**** EXTRACTED MATERIAL ****

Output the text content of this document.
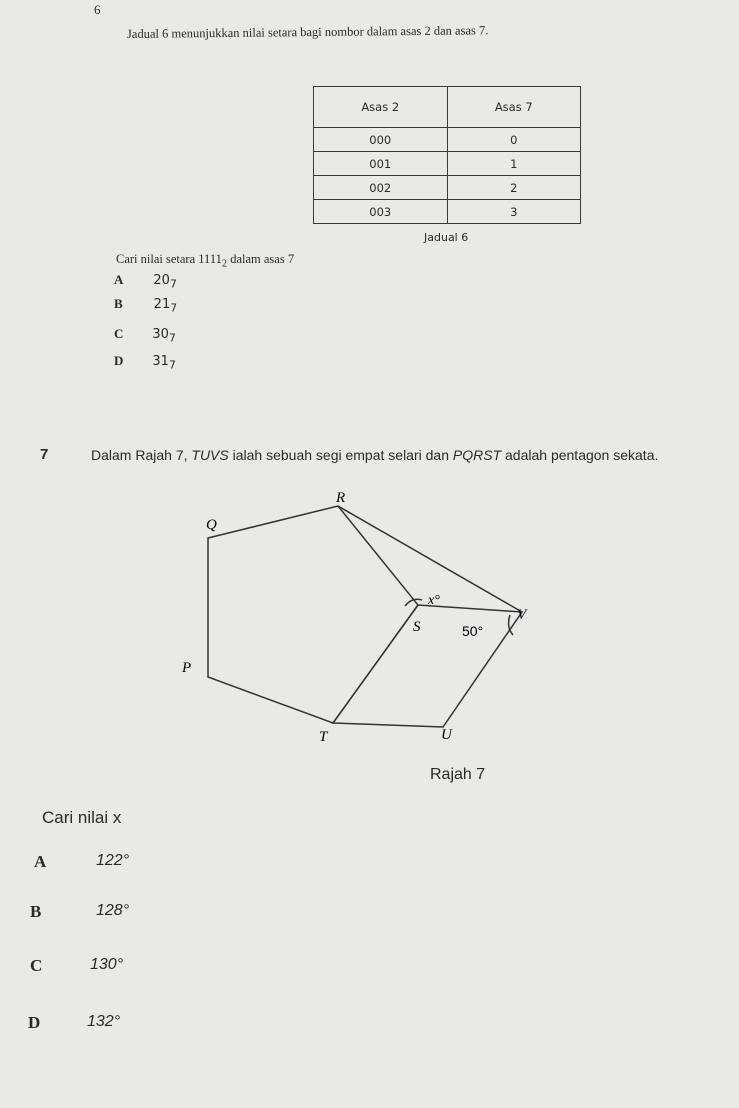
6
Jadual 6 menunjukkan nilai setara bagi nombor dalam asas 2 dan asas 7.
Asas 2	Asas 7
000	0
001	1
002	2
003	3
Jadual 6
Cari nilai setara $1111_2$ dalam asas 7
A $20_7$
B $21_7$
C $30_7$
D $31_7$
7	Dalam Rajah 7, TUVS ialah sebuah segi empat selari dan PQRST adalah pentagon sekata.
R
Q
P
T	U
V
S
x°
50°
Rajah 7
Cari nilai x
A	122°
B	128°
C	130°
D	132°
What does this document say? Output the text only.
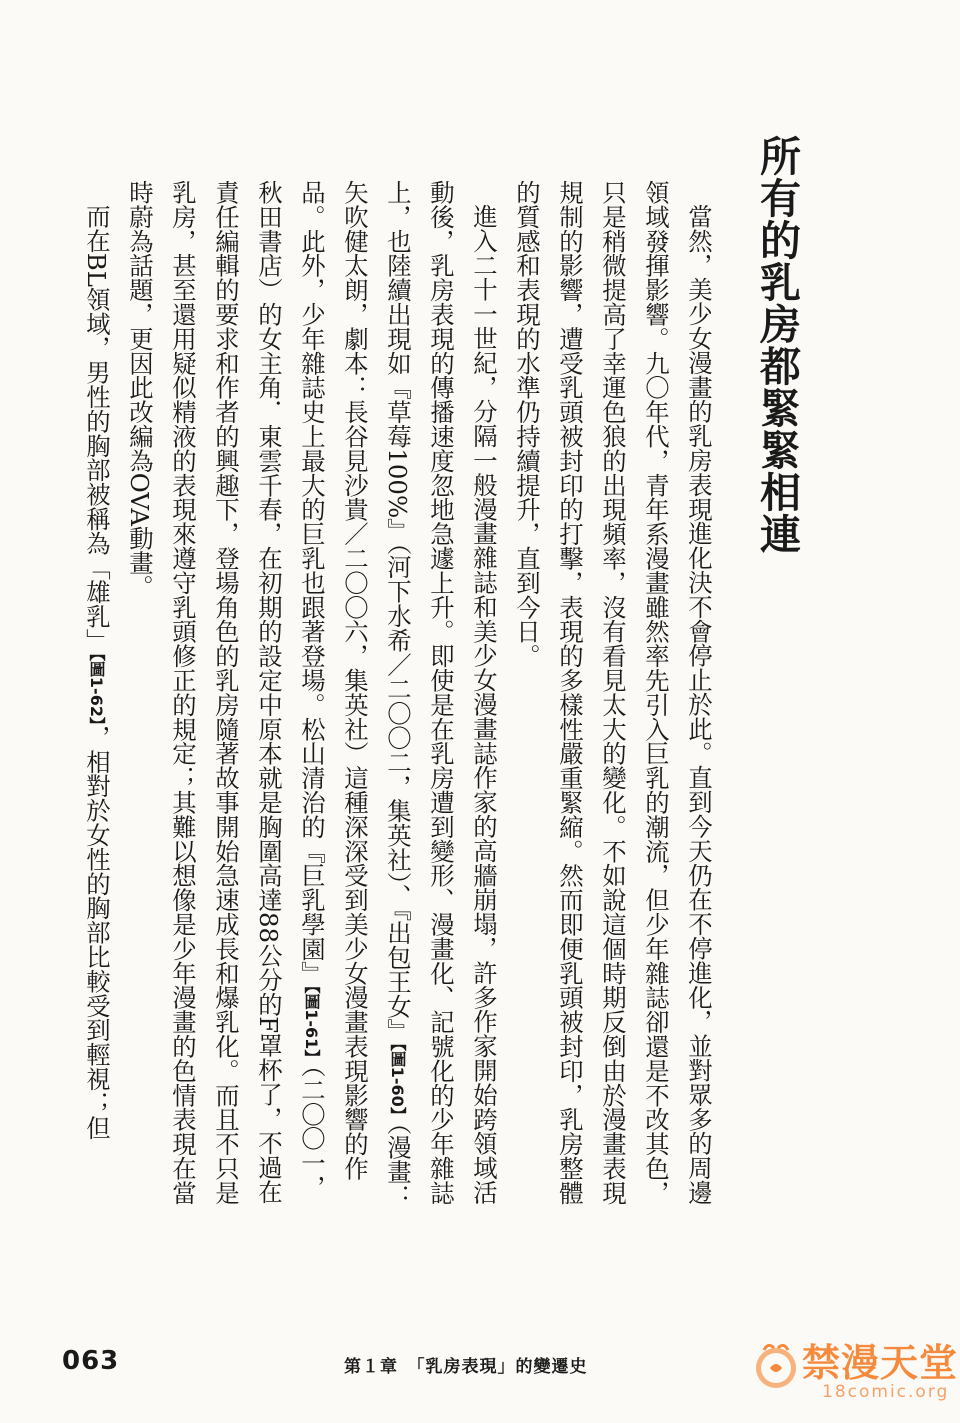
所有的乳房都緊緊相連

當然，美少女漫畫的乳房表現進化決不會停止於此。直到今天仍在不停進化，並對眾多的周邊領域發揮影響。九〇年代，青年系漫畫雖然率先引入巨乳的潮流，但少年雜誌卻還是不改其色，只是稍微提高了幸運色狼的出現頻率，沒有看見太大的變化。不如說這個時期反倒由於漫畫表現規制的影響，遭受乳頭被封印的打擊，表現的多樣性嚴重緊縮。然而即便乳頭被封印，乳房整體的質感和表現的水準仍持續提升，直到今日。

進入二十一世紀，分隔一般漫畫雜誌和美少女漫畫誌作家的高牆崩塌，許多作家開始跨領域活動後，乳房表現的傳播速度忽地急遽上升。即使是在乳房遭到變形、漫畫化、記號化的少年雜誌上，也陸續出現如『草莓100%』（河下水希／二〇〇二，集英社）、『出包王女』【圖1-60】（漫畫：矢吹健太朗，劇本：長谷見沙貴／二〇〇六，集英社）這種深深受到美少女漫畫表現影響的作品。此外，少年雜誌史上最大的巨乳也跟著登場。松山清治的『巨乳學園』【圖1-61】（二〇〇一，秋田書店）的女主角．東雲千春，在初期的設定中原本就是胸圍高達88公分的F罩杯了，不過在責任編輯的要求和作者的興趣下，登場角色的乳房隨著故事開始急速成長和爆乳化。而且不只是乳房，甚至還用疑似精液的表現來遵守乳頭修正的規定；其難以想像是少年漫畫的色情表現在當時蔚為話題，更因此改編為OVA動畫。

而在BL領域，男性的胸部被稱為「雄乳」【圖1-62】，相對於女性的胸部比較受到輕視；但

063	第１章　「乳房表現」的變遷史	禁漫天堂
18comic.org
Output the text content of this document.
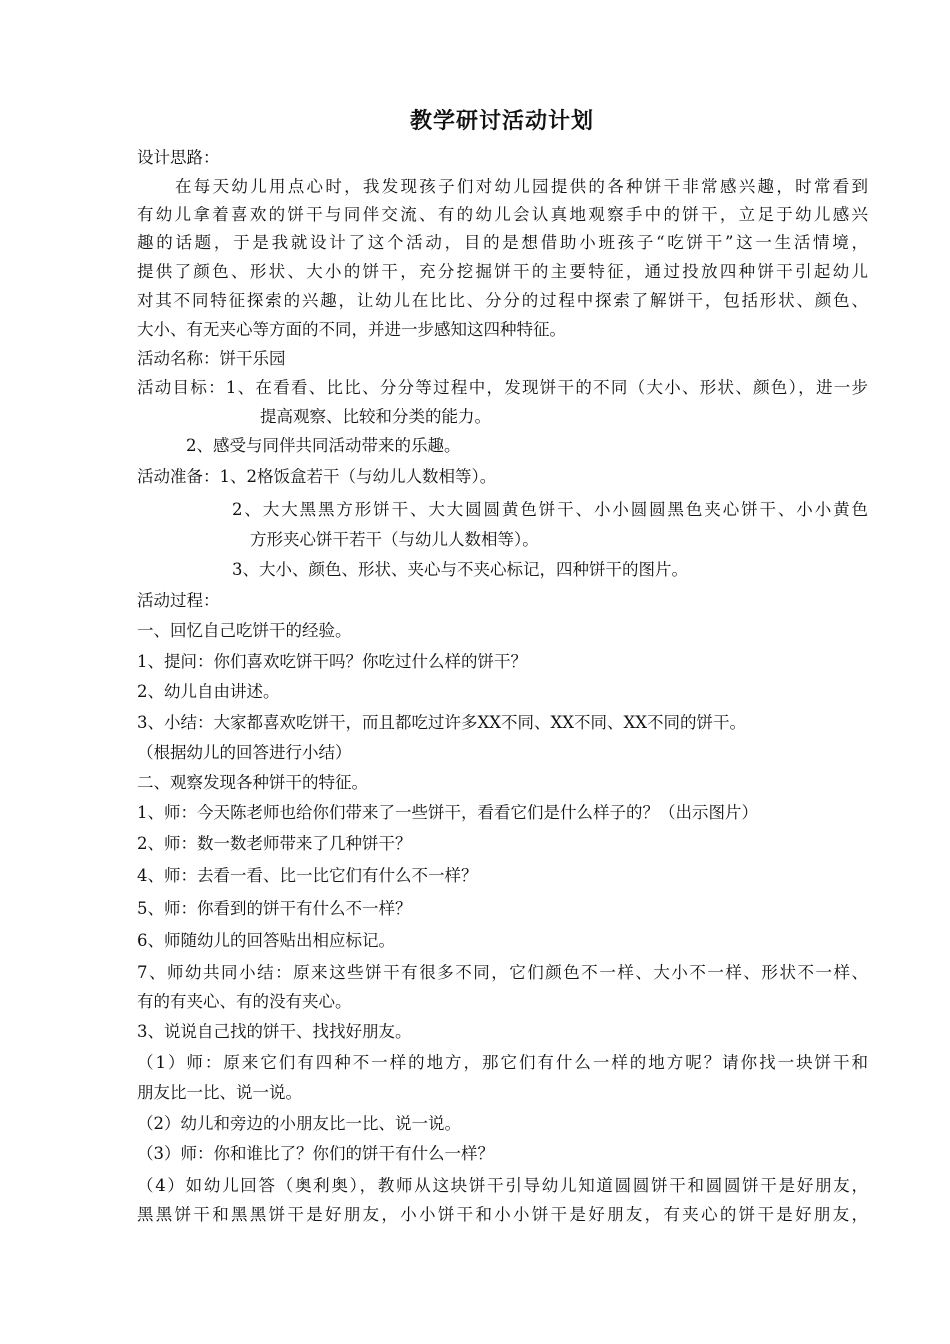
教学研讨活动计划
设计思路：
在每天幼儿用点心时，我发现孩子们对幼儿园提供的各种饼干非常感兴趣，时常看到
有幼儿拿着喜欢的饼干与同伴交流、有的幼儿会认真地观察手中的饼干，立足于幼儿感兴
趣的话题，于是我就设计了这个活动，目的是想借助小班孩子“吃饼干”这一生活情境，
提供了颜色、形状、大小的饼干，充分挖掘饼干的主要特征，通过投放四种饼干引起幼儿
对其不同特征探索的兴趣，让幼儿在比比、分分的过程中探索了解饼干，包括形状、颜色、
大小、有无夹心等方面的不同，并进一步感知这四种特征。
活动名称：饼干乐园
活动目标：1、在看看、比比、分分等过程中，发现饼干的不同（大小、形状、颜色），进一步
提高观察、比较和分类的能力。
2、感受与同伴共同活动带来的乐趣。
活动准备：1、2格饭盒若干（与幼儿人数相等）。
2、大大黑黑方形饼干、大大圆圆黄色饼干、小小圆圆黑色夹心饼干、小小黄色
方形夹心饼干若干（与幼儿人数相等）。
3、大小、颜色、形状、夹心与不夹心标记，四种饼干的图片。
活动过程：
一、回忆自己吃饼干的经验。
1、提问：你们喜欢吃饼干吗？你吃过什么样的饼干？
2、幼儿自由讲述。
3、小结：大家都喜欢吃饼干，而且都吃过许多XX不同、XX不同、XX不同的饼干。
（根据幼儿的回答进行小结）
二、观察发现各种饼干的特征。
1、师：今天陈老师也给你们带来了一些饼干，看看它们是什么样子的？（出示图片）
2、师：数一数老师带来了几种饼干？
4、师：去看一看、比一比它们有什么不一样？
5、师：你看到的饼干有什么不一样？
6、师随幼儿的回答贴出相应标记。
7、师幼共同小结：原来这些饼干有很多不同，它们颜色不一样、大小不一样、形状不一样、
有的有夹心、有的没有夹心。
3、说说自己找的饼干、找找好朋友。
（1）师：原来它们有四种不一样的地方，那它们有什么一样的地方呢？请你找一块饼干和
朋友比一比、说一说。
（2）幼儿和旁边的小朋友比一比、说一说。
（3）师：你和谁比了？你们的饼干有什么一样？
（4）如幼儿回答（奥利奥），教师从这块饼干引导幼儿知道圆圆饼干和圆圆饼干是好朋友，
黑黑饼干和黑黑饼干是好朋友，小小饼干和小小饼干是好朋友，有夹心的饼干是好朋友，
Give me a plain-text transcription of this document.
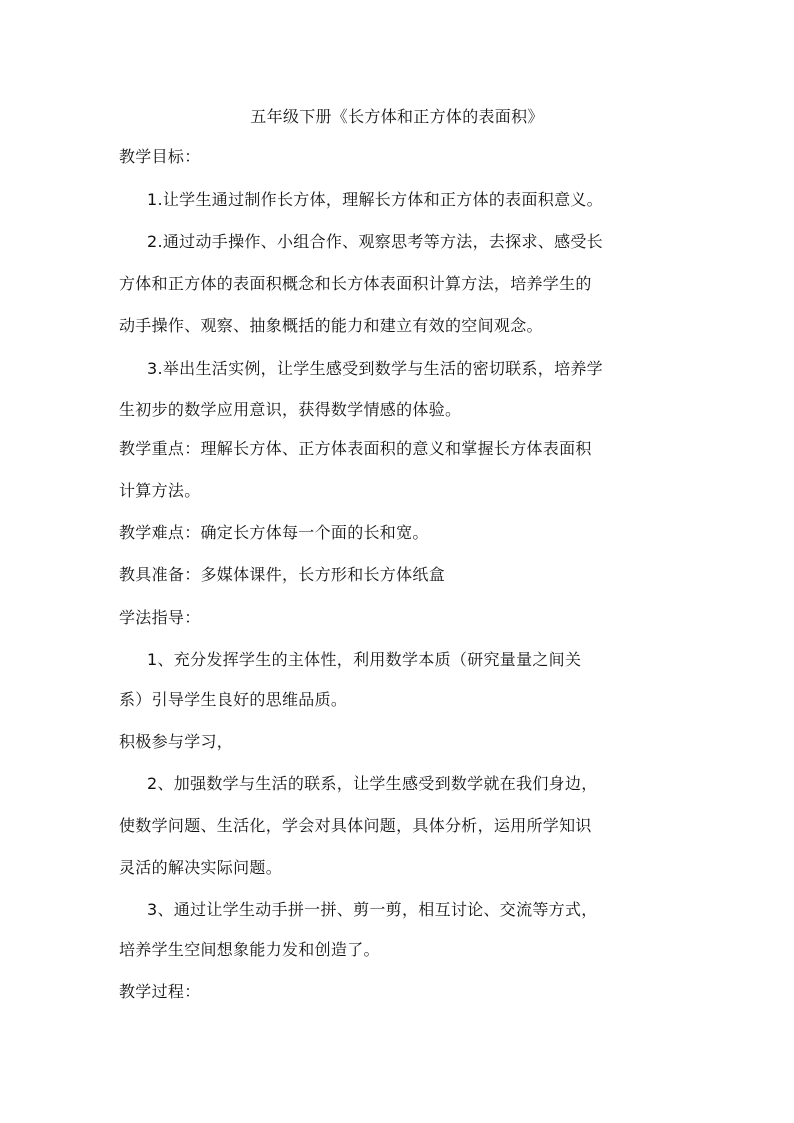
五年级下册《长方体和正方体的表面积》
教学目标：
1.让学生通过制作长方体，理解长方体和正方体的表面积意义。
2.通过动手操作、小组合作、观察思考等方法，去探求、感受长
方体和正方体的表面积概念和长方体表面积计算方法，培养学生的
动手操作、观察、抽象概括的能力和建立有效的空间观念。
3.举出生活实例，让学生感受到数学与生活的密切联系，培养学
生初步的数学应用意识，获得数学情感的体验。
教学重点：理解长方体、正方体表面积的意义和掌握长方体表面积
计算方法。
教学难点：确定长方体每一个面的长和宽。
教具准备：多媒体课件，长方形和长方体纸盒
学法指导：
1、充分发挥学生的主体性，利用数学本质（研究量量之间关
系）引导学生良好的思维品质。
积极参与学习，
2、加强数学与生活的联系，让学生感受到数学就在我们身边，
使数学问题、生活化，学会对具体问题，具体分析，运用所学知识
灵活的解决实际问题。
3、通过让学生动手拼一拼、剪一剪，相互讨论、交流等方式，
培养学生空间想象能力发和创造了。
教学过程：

****

GOAL. Quote the preceding listing precisely and completely, omitting its images.

REPLY TO THE EXERCISE.
Output the text content of this document.
6
Jadual 6 menunjukkan nilai setara bagi nombor dalam asas 2 dan asas 7.
Asas 2	Asas 7
000	0
001	1
002	2
003	3
Jadual 6
Cari nilai setara $1111_2$ dalam asas 7
A $20_7$
B $21_7$
C $30_7$
D $31_7$
7	Dalam Rajah 7, TUVS ialah sebuah segi empat selari dan PQRST adalah pentagon sekata.
R
Q
P
T	U
V
S
x°
50°
Rajah 7
Cari nilai x
A	122°
B	128°
C	130°
D	132°
What does this document say? Output the text only.
所有的乳房都緊緊相連

當然，美少女漫畫的乳房表現進化決不會停止於此。直到今天仍在不停進化，並對眾多的周邊領域發揮影響。九〇年代，青年系漫畫雖然率先引入巨乳的潮流，但少年雜誌卻還是不改其色，只是稍微提高了幸運色狼的出現頻率，沒有看見太大的變化。不如說這個時期反倒由於漫畫表現規制的影響，遭受乳頭被封印的打擊，表現的多樣性嚴重緊縮。然而即便乳頭被封印，乳房整體的質感和表現的水準仍持續提升，直到今日。

進入二十一世紀，分隔一般漫畫雜誌和美少女漫畫誌作家的高牆崩塌，許多作家開始跨領域活動後，乳房表現的傳播速度忽地急遽上升。即使是在乳房遭到變形、漫畫化、記號化的少年雜誌上，也陸續出現如『草莓100%』（河下水希／二〇〇二，集英社）、『出包王女』【圖1-60】（漫畫：矢吹健太朗，劇本：長谷見沙貴／二〇〇六，集英社）這種深深受到美少女漫畫表現影響的作品。此外，少年雜誌史上最大的巨乳也跟著登場。松山清治的『巨乳學園』【圖1-61】（二〇〇一，秋田書店）的女主角．東雲千春，在初期的設定中原本就是胸圍高達88公分的F罩杯了，不過在責任編輯的要求和作者的興趣下，登場角色的乳房隨著故事開始急速成長和爆乳化。而且不只是乳房，甚至還用疑似精液的表現來遵守乳頭修正的規定；其難以想像是少年漫畫的色情表現在當時蔚為話題，更因此改編為OVA動畫。

而在BL領域，男性的胸部被稱為「雄乳」【圖1-62】，相對於女性的胸部比較受到輕視；但

063	第１章　「乳房表現」的變遷史	禁漫天堂
18comic.org
Output the text content of this document.
教学研讨活动计划
设计思路：
在每天幼儿用点心时，我发现孩子们对幼儿园提供的各种饼干非常感兴趣，时常看到
有幼儿拿着喜欢的饼干与同伴交流、有的幼儿会认真地观察手中的饼干，立足于幼儿感兴
趣的话题，于是我就设计了这个活动，目的是想借助小班孩子“吃饼干”这一生活情境，
提供了颜色、形状、大小的饼干，充分挖掘饼干的主要特征，通过投放四种饼干引起幼儿
对其不同特征探索的兴趣，让幼儿在比比、分分的过程中探索了解饼干，包括形状、颜色、
大小、有无夹心等方面的不同，并进一步感知这四种特征。
活动名称：饼干乐园
活动目标：1、在看看、比比、分分等过程中，发现饼干的不同（大小、形状、颜色），进一步
提高观察、比较和分类的能力。
2、感受与同伴共同活动带来的乐趣。
活动准备：1、2格饭盒若干（与幼儿人数相等）。
2、大大黑黑方形饼干、大大圆圆黄色饼干、小小圆圆黑色夹心饼干、小小黄色
方形夹心饼干若干（与幼儿人数相等）。
3、大小、颜色、形状、夹心与不夹心标记，四种饼干的图片。
活动过程：
一、回忆自己吃饼干的经验。
1、提问：你们喜欢吃饼干吗？你吃过什么样的饼干？
2、幼儿自由讲述。
3、小结：大家都喜欢吃饼干，而且都吃过许多XX不同、XX不同、XX不同的饼干。
（根据幼儿的回答进行小结）
二、观察发现各种饼干的特征。
1、师：今天陈老师也给你们带来了一些饼干，看看它们是什么样子的？（出示图片）
2、师：数一数老师带来了几种饼干？
4、师：去看一看、比一比它们有什么不一样？
5、师：你看到的饼干有什么不一样？
6、师随幼儿的回答贴出相应标记。
7、师幼共同小结：原来这些饼干有很多不同，它们颜色不一样、大小不一样、形状不一样、
有的有夹心、有的没有夹心。
3、说说自己找的饼干、找找好朋友。
（1）师：原来它们有四种不一样的地方，那它们有什么一样的地方呢？请你找一块饼干和
朋友比一比、说一说。
（2）幼儿和旁边的小朋友比一比、说一说。
（3）师：你和谁比了？你们的饼干有什么一样？
（4）如幼儿回答（奥利奥），教师从这块饼干引导幼儿知道圆圆饼干和圆圆饼干是好朋友，
黑黑饼干和黑黑饼干是好朋友，小小饼干和小小饼干是好朋友，有夹心的饼干是好朋友，
Give me a plain-text transcription of this document.
五年级下册《长方体和正方体的表面积》
教学目标：
1.让学生通过制作长方体，理解长方体和正方体的表面积意义。
2.通过动手操作、小组合作、观察思考等方法，去探求、感受长
方体和正方体的表面积概念和长方体表面积计算方法，培养学生的
动手操作、观察、抽象概括的能力和建立有效的空间观念。
3.举出生活实例，让学生感受到数学与生活的密切联系，培养学
生初步的数学应用意识，获得数学情感的体验。
教学重点：理解长方体、正方体表面积的意义和掌握长方体表面积
计算方法。
教学难点：确定长方体每一个面的长和宽。
教具准备：多媒体课件，长方形和长方体纸盒
学法指导：
1、充分发挥学生的主体性，利用数学本质（研究量量之间关
系）引导学生良好的思维品质。
积极参与学习，
2、加强数学与生活的联系，让学生感受到数学就在我们身边，
使数学问题、生活化，学会对具体问题，具体分析，运用所学知识
灵活的解决实际问题。
3、通过让学生动手拼一拼、剪一剪，相互讨论、交流等方式，
培养学生空间想象能力发和创造了。
教学过程：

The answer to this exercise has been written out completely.